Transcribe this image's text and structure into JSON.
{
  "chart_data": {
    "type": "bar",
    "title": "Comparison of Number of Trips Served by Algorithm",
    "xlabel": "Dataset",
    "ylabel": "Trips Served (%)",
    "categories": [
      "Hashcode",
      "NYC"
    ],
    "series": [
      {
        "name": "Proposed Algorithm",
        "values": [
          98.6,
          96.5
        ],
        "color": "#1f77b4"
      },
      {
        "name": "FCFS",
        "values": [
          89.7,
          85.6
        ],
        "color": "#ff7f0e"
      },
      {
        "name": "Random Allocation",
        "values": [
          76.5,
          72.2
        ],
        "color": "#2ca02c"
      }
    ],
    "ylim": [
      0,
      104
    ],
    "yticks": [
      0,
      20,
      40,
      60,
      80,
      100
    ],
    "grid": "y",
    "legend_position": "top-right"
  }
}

+++++

> [OBJECTIVE]: In the entries above, identify every line with the string "Trips".

> [ANSWER BELOW]:
    "title": "Comparison of Number of Trips Served by Algorithm",
    "ylabel": "Trips Served (%)",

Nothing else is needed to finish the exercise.